Items from a dataset
* START *

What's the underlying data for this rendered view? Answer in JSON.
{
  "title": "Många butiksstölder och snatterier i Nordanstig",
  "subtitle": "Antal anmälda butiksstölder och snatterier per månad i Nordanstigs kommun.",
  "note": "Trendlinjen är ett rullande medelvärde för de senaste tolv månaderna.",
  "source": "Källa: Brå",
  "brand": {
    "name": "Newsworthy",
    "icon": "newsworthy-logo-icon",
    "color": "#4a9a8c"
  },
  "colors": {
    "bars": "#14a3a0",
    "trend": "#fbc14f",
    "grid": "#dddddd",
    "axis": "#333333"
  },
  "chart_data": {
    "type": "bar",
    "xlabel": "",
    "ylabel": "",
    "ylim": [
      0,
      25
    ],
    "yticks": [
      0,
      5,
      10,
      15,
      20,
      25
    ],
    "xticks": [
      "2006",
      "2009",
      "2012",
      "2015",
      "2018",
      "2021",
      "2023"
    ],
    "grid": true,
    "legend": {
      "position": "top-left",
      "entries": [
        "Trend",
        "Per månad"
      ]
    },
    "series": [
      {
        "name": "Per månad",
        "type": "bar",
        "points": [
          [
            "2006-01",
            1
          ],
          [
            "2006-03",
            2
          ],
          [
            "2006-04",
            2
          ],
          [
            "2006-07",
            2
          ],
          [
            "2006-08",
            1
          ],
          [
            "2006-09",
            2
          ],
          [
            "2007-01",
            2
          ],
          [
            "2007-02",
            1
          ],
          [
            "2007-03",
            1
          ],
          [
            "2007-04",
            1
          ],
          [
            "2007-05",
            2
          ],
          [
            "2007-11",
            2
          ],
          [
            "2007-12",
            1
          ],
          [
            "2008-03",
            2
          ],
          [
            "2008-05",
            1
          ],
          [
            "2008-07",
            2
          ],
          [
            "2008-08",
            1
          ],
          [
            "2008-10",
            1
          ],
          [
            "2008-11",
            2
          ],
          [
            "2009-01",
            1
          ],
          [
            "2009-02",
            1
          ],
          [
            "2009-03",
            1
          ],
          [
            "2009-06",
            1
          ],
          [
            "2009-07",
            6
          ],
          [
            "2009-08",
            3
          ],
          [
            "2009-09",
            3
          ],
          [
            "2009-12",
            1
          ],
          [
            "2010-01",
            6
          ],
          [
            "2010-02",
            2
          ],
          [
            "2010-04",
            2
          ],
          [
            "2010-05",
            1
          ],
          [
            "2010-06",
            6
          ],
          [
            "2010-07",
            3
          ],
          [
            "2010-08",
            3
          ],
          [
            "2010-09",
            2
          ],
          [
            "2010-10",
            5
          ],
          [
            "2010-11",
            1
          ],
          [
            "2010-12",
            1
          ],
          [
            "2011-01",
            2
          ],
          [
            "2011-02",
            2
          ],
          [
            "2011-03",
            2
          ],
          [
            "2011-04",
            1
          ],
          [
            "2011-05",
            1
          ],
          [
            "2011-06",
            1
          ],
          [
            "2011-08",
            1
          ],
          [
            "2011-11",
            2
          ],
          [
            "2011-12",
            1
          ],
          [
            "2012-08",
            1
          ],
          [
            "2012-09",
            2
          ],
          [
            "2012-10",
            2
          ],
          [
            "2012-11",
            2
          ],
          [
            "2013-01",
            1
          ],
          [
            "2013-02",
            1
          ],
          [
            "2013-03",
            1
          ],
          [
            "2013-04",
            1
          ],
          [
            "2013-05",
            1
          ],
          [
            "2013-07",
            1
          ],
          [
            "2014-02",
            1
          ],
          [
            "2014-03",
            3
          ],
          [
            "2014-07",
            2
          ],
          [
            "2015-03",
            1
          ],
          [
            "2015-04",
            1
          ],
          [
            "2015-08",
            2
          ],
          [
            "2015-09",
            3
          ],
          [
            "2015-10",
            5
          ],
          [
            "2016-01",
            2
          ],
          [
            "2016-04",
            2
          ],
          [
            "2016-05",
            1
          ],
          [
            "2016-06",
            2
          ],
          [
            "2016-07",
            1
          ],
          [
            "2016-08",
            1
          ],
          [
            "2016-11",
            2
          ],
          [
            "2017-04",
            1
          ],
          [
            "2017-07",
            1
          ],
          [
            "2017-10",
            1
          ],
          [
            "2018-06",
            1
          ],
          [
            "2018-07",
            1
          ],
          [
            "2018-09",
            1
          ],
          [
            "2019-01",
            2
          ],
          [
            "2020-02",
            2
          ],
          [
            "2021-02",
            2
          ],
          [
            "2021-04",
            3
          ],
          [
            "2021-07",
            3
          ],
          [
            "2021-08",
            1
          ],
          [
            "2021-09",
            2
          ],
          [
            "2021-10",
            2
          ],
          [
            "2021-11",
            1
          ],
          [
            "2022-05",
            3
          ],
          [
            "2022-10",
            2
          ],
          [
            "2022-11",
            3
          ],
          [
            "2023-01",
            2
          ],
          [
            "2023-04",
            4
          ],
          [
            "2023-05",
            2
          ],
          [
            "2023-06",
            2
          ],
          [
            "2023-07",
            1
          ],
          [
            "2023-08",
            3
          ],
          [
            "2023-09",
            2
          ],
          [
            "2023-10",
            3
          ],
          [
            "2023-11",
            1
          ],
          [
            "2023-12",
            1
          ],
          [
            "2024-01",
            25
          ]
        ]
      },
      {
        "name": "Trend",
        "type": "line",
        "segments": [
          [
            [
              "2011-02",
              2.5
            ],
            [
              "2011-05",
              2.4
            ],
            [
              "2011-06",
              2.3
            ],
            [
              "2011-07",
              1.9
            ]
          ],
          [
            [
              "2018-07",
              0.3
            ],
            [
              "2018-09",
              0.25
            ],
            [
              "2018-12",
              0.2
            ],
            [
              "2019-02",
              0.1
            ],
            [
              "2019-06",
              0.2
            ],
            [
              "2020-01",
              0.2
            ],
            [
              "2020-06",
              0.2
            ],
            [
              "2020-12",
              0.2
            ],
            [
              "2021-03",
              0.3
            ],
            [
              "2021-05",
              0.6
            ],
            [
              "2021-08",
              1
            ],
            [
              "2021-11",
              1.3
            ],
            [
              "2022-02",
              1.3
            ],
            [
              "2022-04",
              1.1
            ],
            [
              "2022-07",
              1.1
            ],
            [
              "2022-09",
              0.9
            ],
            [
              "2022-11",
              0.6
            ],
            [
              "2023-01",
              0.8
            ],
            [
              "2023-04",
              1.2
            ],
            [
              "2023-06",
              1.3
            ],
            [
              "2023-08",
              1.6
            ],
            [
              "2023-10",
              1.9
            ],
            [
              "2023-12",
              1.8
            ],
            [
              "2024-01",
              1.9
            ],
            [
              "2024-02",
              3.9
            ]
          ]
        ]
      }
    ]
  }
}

* END *

Do this >>
Print all of the entries again, exactly as written.

Correct result >>
What's the underlying data for this rendered view? Answer in JSON.
{
  "title": "Många butiksstölder och snatterier i Nordanstig",
  "subtitle": "Antal anmälda butiksstölder och snatterier per månad i Nordanstigs kommun.",
  "note": "Trendlinjen är ett rullande medelvärde för de senaste tolv månaderna.",
  "source": "Källa: Brå",
  "brand": {
    "name": "Newsworthy",
    "icon": "newsworthy-logo-icon",
    "color": "#4a9a8c"
  },
  "colors": {
    "bars": "#14a3a0",
    "trend": "#fbc14f",
    "grid": "#dddddd",
    "axis": "#333333"
  },
  "chart_data": {
    "type": "bar",
    "xlabel": "",
    "ylabel": "",
    "ylim": [
      0,
      25
    ],
    "yticks": [
      0,
      5,
      10,
      15,
      20,
      25
    ],
    "xticks": [
      "2006",
      "2009",
      "2012",
      "2015",
      "2018",
      "2021",
      "2023"
    ],
    "grid": true,
    "legend": {
      "position": "top-left",
      "entries": [
        "Trend",
        "Per månad"
      ]
    },
    "series": [
      {
        "name": "Per månad",
        "type": "bar",
        "points": [
          [
            "2006-01",
            1
          ],
          [
            "2006-03",
            2
          ],
          [
            "2006-04",
            2
          ],
          [
            "2006-07",
            2
          ],
          [
            "2006-08",
            1
          ],
          [
            "2006-09",
            2
          ],
          [
            "2007-01",
            2
          ],
          [
            "2007-02",
            1
          ],
          [
            "2007-03",
            1
          ],
          [
            "2007-04",
            1
          ],
          [
            "2007-05",
            2
          ],
          [
            "2007-11",
            2
          ],
          [
            "2007-12",
            1
          ],
          [
            "2008-03",
            2
          ],
          [
            "2008-05",
            1
          ],
          [
            "2008-07",
            2
          ],
          [
            "2008-08",
            1
          ],
          [
            "2008-10",
            1
          ],
          [
            "2008-11",
            2
          ],
          [
            "2009-01",
            1
          ],
          [
            "2009-02",
            1
          ],
          [
            "2009-03",
            1
          ],
          [
            "2009-06",
            1
          ],
          [
            "2009-07",
            6
          ],
          [
            "2009-08",
            3
          ],
          [
            "2009-09",
            3
          ],
          [
            "2009-12",
            1
          ],
          [
            "2010-01",
            6
          ],
          [
            "2010-02",
            2
          ],
          [
            "2010-04",
            2
          ],
          [
            "2010-05",
            1
          ],
          [
            "2010-06",
            6
          ],
          [
            "2010-07",
            3
          ],
          [
            "2010-08",
            3
          ],
          [
            "2010-09",
            2
          ],
          [
            "2010-10",
            5
          ],
          [
            "2010-11",
            1
          ],
          [
            "2010-12",
            1
          ],
          [
            "2011-01",
            2
          ],
          [
            "2011-02",
            2
          ],
          [
            "2011-03",
            2
          ],
          [
            "2011-04",
            1
          ],
          [
            "2011-05",
            1
          ],
          [
            "2011-06",
            1
          ],
          [
            "2011-08",
            1
          ],
          [
            "2011-11",
            2
          ],
          [
            "2011-12",
            1
          ],
          [
            "2012-08",
            1
          ],
          [
            "2012-09",
            2
          ],
          [
            "2012-10",
            2
          ],
          [
            "2012-11",
            2
          ],
          [
            "2013-01",
            1
          ],
          [
            "2013-02",
            1
          ],
          [
            "2013-03",
            1
          ],
          [
            "2013-04",
            1
          ],
          [
            "2013-05",
            1
          ],
          [
            "2013-07",
            1
          ],
          [
            "2014-02",
            1
          ],
          [
            "2014-03",
            3
          ],
          [
            "2014-07",
            2
          ],
          [
            "2015-03",
            1
          ],
          [
            "2015-04",
            1
          ],
          [
            "2015-08",
            2
          ],
          [
            "2015-09",
            3
          ],
          [
            "2015-10",
            5
          ],
          [
            "2016-01",
            2
          ],
          [
            "2016-04",
            2
          ],
          [
            "2016-05",
            1
          ],
          [
            "2016-06",
            2
          ],
          [
            "2016-07",
            1
          ],
          [
            "2016-08",
            1
          ],
          [
            "2016-11",
            2
          ],
          [
            "2017-04",
            1
          ],
          [
            "2017-07",
            1
          ],
          [
            "2017-10",
            1
          ],
          [
            "2018-06",
            1
          ],
          [
            "2018-07",
            1
          ],
          [
            "2018-09",
            1
          ],
          [
            "2019-01",
            2
          ],
          [
            "2020-02",
            2
          ],
          [
            "2021-02",
            2
          ],
          [
            "2021-04",
            3
          ],
          [
            "2021-07",
            3
          ],
          [
            "2021-08",
            1
          ],
          [
            "2021-09",
            2
          ],
          [
            "2021-10",
            2
          ],
          [
            "2021-11",
            1
          ],
          [
            "2022-05",
            3
          ],
          [
            "2022-10",
            2
          ],
          [
            "2022-11",
            3
          ],
          [
            "2023-01",
            2
          ],
          [
            "2023-04",
            4
          ],
          [
            "2023-05",
            2
          ],
          [
            "2023-06",
            2
          ],
          [
            "2023-07",
            1
          ],
          [
            "2023-08",
            3
          ],
          [
            "2023-09",
            2
          ],
          [
            "2023-10",
            3
          ],
          [
            "2023-11",
            1
          ],
          [
            "2023-12",
            1
          ],
          [
            "2024-01",
            25
          ]
        ]
      },
      {
        "name": "Trend",
        "type": "line",
        "segments": [
          [
            [
              "2011-02",
              2.5
            ],
            [
              "2011-05",
              2.4
            ],
            [
              "2011-06",
              2.3
            ],
            [
              "2011-07",
              1.9
            ]
          ],
          [
            [
              "2018-07",
              0.3
            ],
            [
              "2018-09",
              0.25
            ],
            [
              "2018-12",
              0.2
            ],
            [
              "2019-02",
              0.1
            ],
            [
              "2019-06",
              0.2
            ],
            [
              "2020-01",
              0.2
            ],
            [
              "2020-06",
              0.2
            ],
            [
              "2020-12",
              0.2
            ],
            [
              "2021-03",
              0.3
            ],
            [
              "2021-05",
              0.6
            ],
            [
              "2021-08",
              1
            ],
            [
              "2021-11",
              1.3
            ],
            [
              "2022-02",
              1.3
            ],
            [
              "2022-04",
              1.1
            ],
            [
              "2022-07",
              1.1
            ],
            [
              "2022-09",
              0.9
            ],
            [
              "2022-11",
              0.6
            ],
            [
              "2023-01",
              0.8
            ],
            [
              "2023-04",
              1.2
            ],
            [
              "2023-06",
              1.3
            ],
            [
              "2023-08",
              1.6
            ],
            [
              "2023-10",
              1.9
            ],
            [
              "2023-12",
              1.8
            ],
            [
              "2024-01",
              1.9
            ],
            [
              "2024-02",
              3.9
            ]
          ]
        ]
      }
    ]
  }
}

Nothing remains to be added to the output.